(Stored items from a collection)
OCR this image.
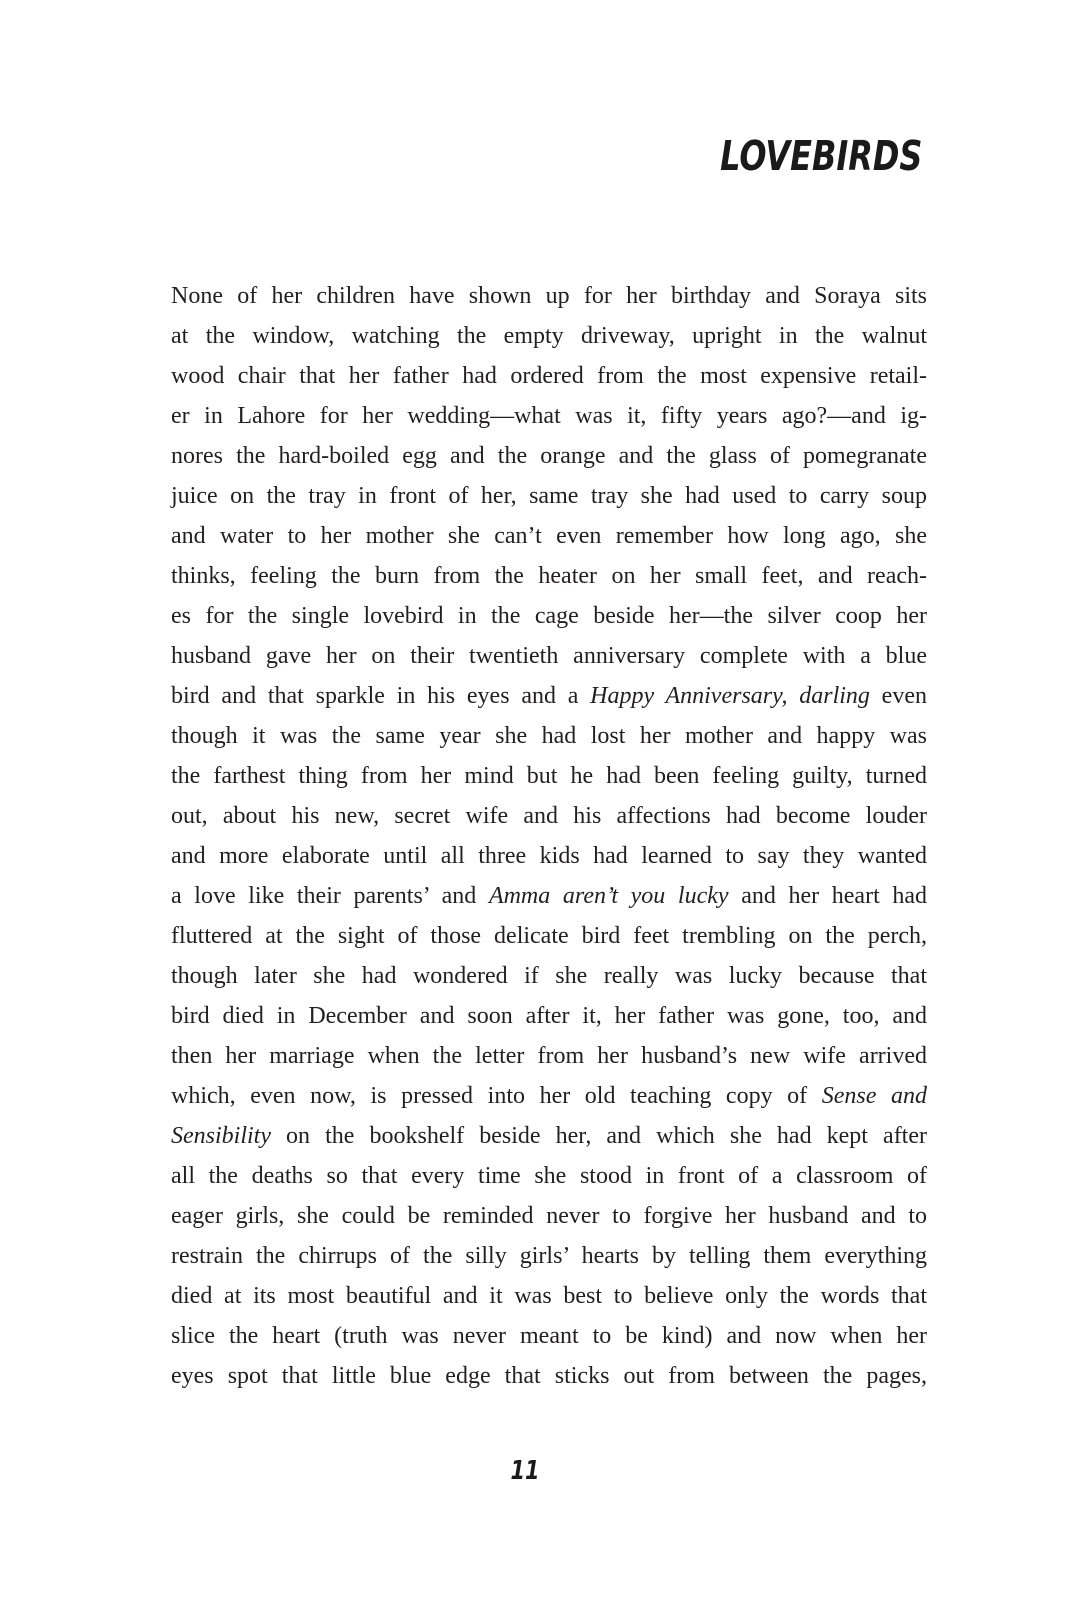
LOVEBIRDS
None of her children have shown up for her birthday and Soraya sits
at the window, watching the empty driveway, upright in the walnut
wood chair that her father had ordered from the most expensive retail-
er in Lahore for her wedding—what was it, fifty years ago?—and ig-
nores the hard-boiled egg and the orange and the glass of pomegranate
juice on the tray in front of her, same tray she had used to carry soup
and water to her mother she can’t even remember how long ago, she
thinks, feeling the burn from the heater on her small feet, and reach-
es for the single lovebird in the cage beside her—the silver coop her
husband gave her on their twentieth anniversary complete with a blue
bird and that sparkle in his eyes and a Happy Anniversary, darling even
though it was the same year she had lost her mother and happy was
the farthest thing from her mind but he had been feeling guilty, turned
out, about his new, secret wife and his affections had become louder
and more elaborate until all three kids had learned to say they wanted
a love like their parents’ and Amma aren’t you lucky and her heart had
fluttered at the sight of those delicate bird feet trembling on the perch,
though later she had wondered if she really was lucky because that
bird died in December and soon after it, her father was gone, too, and
then her marriage when the letter from her husband’s new wife arrived
which, even now, is pressed into her old teaching copy of Sense and
Sensibility on the bookshelf beside her, and which she had kept after
all the deaths so that every time she stood in front of a classroom of
eager girls, she could be reminded never to forgive her husband and to
restrain the chirrups of the silly girls’ hearts by telling them everything
died at its most beautiful and it was best to believe only the words that
slice the heart (truth was never meant to be kind) and now when her
eyes spot that little blue edge that sticks out from between the pages,
11
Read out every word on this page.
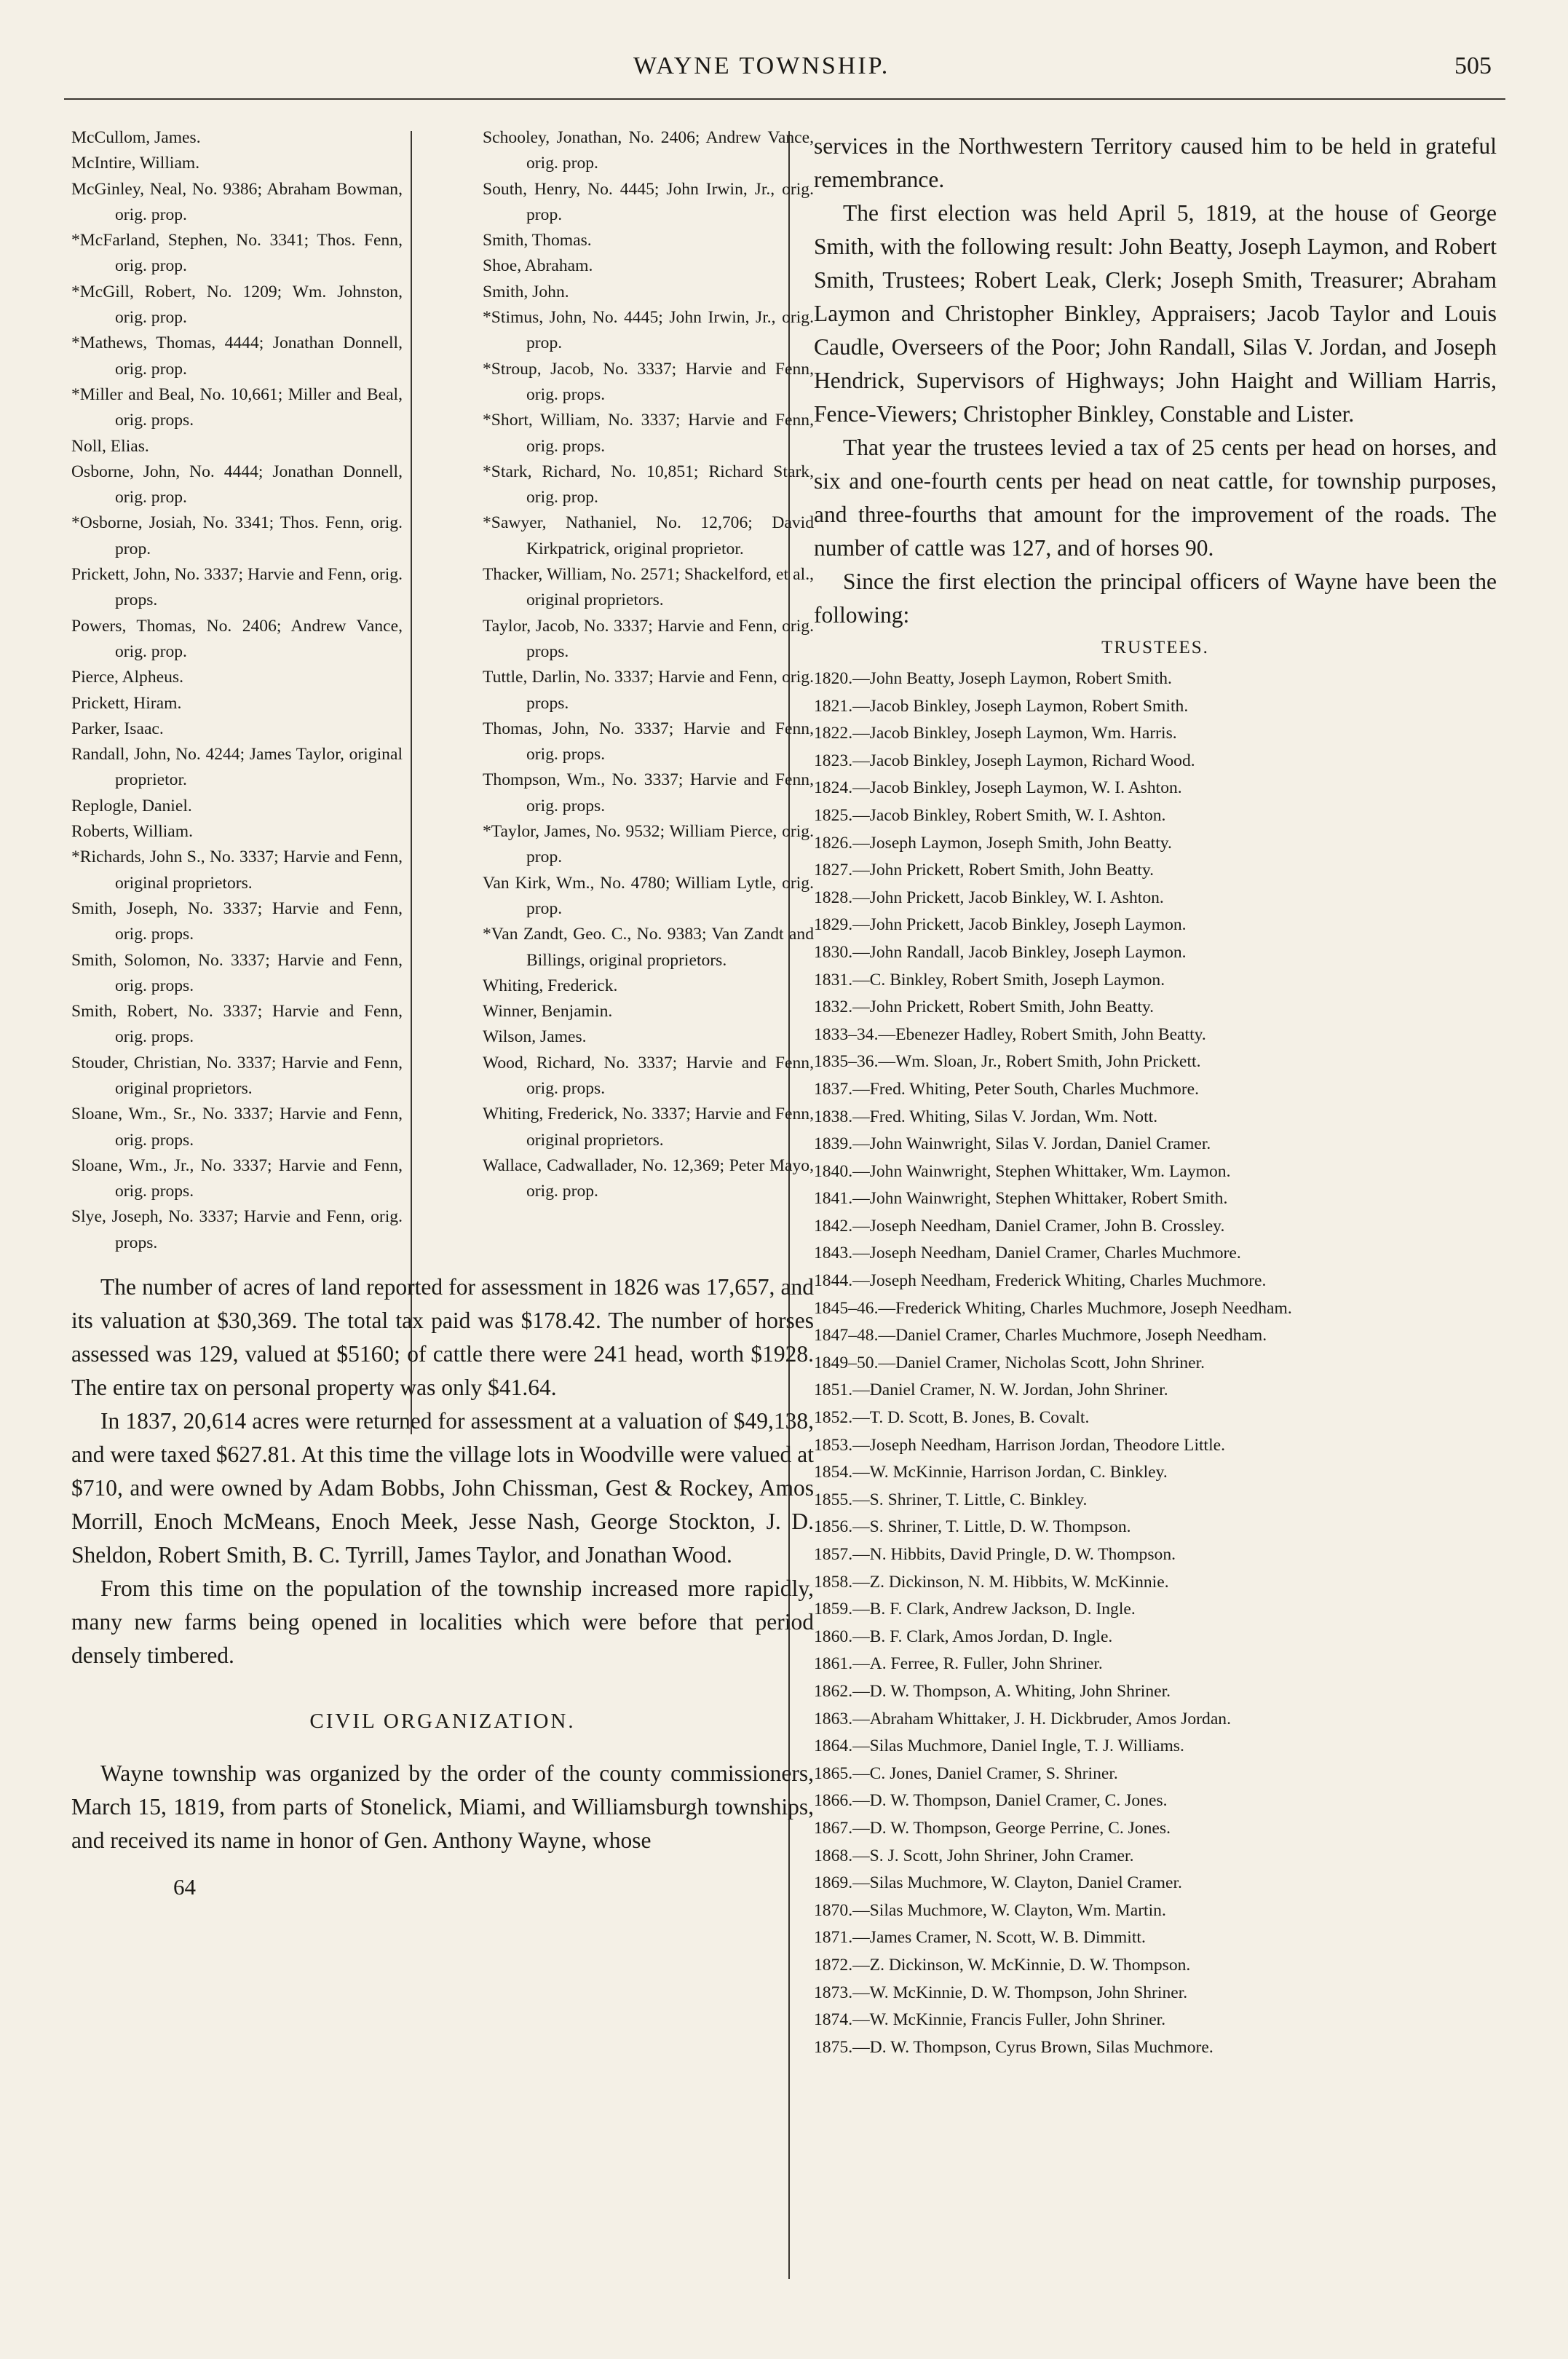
WAYNE TOWNSHIP.	505
McCullom, James.
McIntire, William.
McGinley, Neal, No. 9386; Abraham Bowman, orig. prop.
*McFarland, Stephen, No. 3341; Thos. Fenn, orig. prop.
*McGill, Robert, No. 1209; Wm. Johnston, orig. prop.
*Mathews, Thomas, 4444; Jonathan Donnell, orig. prop.
*Miller and Beal, No. 10,661; Miller and Beal, orig. props.
Noll, Elias.
Osborne, John, No. 4444; Jonathan Donnell, orig. prop.
*Osborne, Josiah, No. 3341; Thos. Fenn, orig. prop.
Prickett, John, No. 3337; Harvie and Fenn, orig. props.
Powers, Thomas, No. 2406; Andrew Vance, orig. prop.
Pierce, Alpheus.
Prickett, Hiram.
Parker, Isaac.
Randall, John, No. 4244; James Taylor, original proprietor.
Replogle, Daniel.
Roberts, William.
*Richards, John S., No. 3337; Harvie and Fenn, original proprietors.
Smith, Joseph, No. 3337; Harvie and Fenn, orig. props.
Smith, Solomon, No. 3337; Harvie and Fenn, orig. props.
Smith, Robert, No. 3337; Harvie and Fenn, orig. props.
Stouder, Christian, No. 3337; Harvie and Fenn, original proprietors.
Sloane, Wm., Sr., No. 3337; Harvie and Fenn, orig. props.
Sloane, Wm., Jr., No. 3337; Harvie and Fenn, orig. props.
Slye, Joseph, No. 3337; Harvie and Fenn, orig. props.
Schooley, Jonathan, No. 2406; Andrew Vance, orig. prop.
South, Henry, No. 4445; John Irwin, Jr., orig. prop.
Smith, Thomas.
Shoe, Abraham.
Smith, John.
*Stimus, John, No. 4445; John Irwin, Jr., orig. prop.
*Stroup, Jacob, No. 3337; Harvie and Fenn, orig. props.
*Short, William, No. 3337; Harvie and Fenn, orig. props.
*Stark, Richard, No. 10,851; Richard Stark, orig. prop.
*Sawyer, Nathaniel, No. 12,706; David Kirkpatrick, original proprietor.
Thacker, William, No. 2571; Shackelford, et al., original proprietors.
Taylor, Jacob, No. 3337; Harvie and Fenn, orig. props.
Tuttle, Darlin, No. 3337; Harvie and Fenn, orig. props.
Thomas, John, No. 3337; Harvie and Fenn, orig. props.
Thompson, Wm., No. 3337; Harvie and Fenn, orig. props.
*Taylor, James, No. 9532; William Pierce, orig. prop.
Van Kirk, Wm., No. 4780; William Lytle, orig. prop.
*Van Zandt, Geo. C., No. 9383; Van Zandt and Billings, original proprietors.
Whiting, Frederick.
Winner, Benjamin.
Wilson, James.
Wood, Richard, No. 3337; Harvie and Fenn, orig. props.
Whiting, Frederick, No. 3337; Harvie and Fenn, original proprietors.
Wallace, Cadwallader, No. 12,369; Peter Mayo, orig. prop.

The number of acres of land reported for assessment in 1826 was 17,657, and its valuation at $30,369. The total tax paid was $178.42. The number of horses assessed was 129, valued at $5160; of cattle there were 241 head, worth $1928. The entire tax on personal property was only $41.64.

In 1837, 20,614 acres were returned for assessment at a valuation of $49,138, and were taxed $627.81. At this time the village lots in Woodville were valued at $710, and were owned by Adam Bobbs, John Chissman, Gest & Rockey, Amos Morrill, Enoch McMeans, Enoch Meek, Jesse Nash, George Stockton, J. D. Sheldon, Robert Smith, B. C. Tyrrill, James Taylor, and Jonathan Wood.

From this time on the population of the township increased more rapidly, many new farms being opened in localities which were before that period densely timbered.

CIVIL ORGANIZATION.

Wayne township was organized by the order of the county commissioners, March 15, 1819, from parts of Stonelick, Miami, and Williamsburgh townships, and received its name in honor of Gen. Anthony Wayne, whose

64

services in the Northwestern Territory caused him to be held in grateful remembrance.

The first election was held April 5, 1819, at the house of George Smith, with the following result: John Beatty, Joseph Laymon, and Robert Smith, Trustees; Robert Leak, Clerk; Joseph Smith, Treasurer; Abraham Laymon and Christopher Binkley, Appraisers; Jacob Taylor and Louis Caudle, Overseers of the Poor; John Randall, Silas V. Jordan, and Joseph Hendrick, Supervisors of Highways; John Haight and William Harris, Fence-Viewers; Christopher Binkley, Constable and Lister.

That year the trustees levied a tax of 25 cents per head on horses, and six and one-fourth cents per head on neat cattle, for township purposes, and three-fourths that amount for the improvement of the roads. The number of cattle was 127, and of horses 90.

Since the first election the principal officers of Wayne have been the following:

TRUSTEES.
1820.—John Beatty, Joseph Laymon, Robert Smith.
1821.—Jacob Binkley, Joseph Laymon, Robert Smith.
1822.—Jacob Binkley, Joseph Laymon, Wm. Harris.
1823.—Jacob Binkley, Joseph Laymon, Richard Wood.
1824.—Jacob Binkley, Joseph Laymon, W. I. Ashton.
1825.—Jacob Binkley, Robert Smith, W. I. Ashton.
1826.—Joseph Laymon, Joseph Smith, John Beatty.
1827.—John Prickett, Robert Smith, John Beatty.
1828.—John Prickett, Jacob Binkley, W. I. Ashton.
1829.—John Prickett, Jacob Binkley, Joseph Laymon.
1830.—John Randall, Jacob Binkley, Joseph Laymon.
1831.—C. Binkley, Robert Smith, Joseph Laymon.
1832.—John Prickett, Robert Smith, John Beatty.
1833–34.—Ebenezer Hadley, Robert Smith, John Beatty.
1835–36.—Wm. Sloan, Jr., Robert Smith, John Prickett.
1837.—Fred. Whiting, Peter South, Charles Muchmore.
1838.—Fred. Whiting, Silas V. Jordan, Wm. Nott.
1839.—John Wainwright, Silas V. Jordan, Daniel Cramer.
1840.—John Wainwright, Stephen Whittaker, Wm. Laymon.
1841.—John Wainwright, Stephen Whittaker, Robert Smith.
1842.—Joseph Needham, Daniel Cramer, John B. Crossley.
1843.—Joseph Needham, Daniel Cramer, Charles Muchmore.
1844.—Joseph Needham, Frederick Whiting, Charles Muchmore.
1845–46.—Frederick Whiting, Charles Muchmore, Joseph Needham.
1847–48.—Daniel Cramer, Charles Muchmore, Joseph Needham.
1849–50.—Daniel Cramer, Nicholas Scott, John Shriner.
1851.—Daniel Cramer, N. W. Jordan, John Shriner.
1852.—T. D. Scott, B. Jones, B. Covalt.
1853.—Joseph Needham, Harrison Jordan, Theodore Little.
1854.—W. McKinnie, Harrison Jordan, C. Binkley.
1855.—S. Shriner, T. Little, C. Binkley.
1856.—S. Shriner, T. Little, D. W. Thompson.
1857.—N. Hibbits, David Pringle, D. W. Thompson.
1858.—Z. Dickinson, N. M. Hibbits, W. McKinnie.
1859.—B. F. Clark, Andrew Jackson, D. Ingle.
1860.—B. F. Clark, Amos Jordan, D. Ingle.
1861.—A. Ferree, R. Fuller, John Shriner.
1862.—D. W. Thompson, A. Whiting, John Shriner.
1863.—Abraham Whittaker, J. H. Dickbruder, Amos Jordan.
1864.—Silas Muchmore, Daniel Ingle, T. J. Williams.
1865.—C. Jones, Daniel Cramer, S. Shriner.
1866.—D. W. Thompson, Daniel Cramer, C. Jones.
1867.—D. W. Thompson, George Perrine, C. Jones.
1868.—S. J. Scott, John Shriner, John Cramer.
1869.—Silas Muchmore, W. Clayton, Daniel Cramer.
1870.—Silas Muchmore, W. Clayton, Wm. Martin.
1871.—James Cramer, N. Scott, W. B. Dimmitt.
1872.—Z. Dickinson, W. McKinnie, D. W. Thompson.
1873.—W. McKinnie, D. W. Thompson, John Shriner.
1874.—W. McKinnie, Francis Fuller, John Shriner.
1875.—D. W. Thompson, Cyrus Brown, Silas Muchmore.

Exercise task: Among the records above, how many lines carry the string "David"? Reply with the number alone.

Reply: 2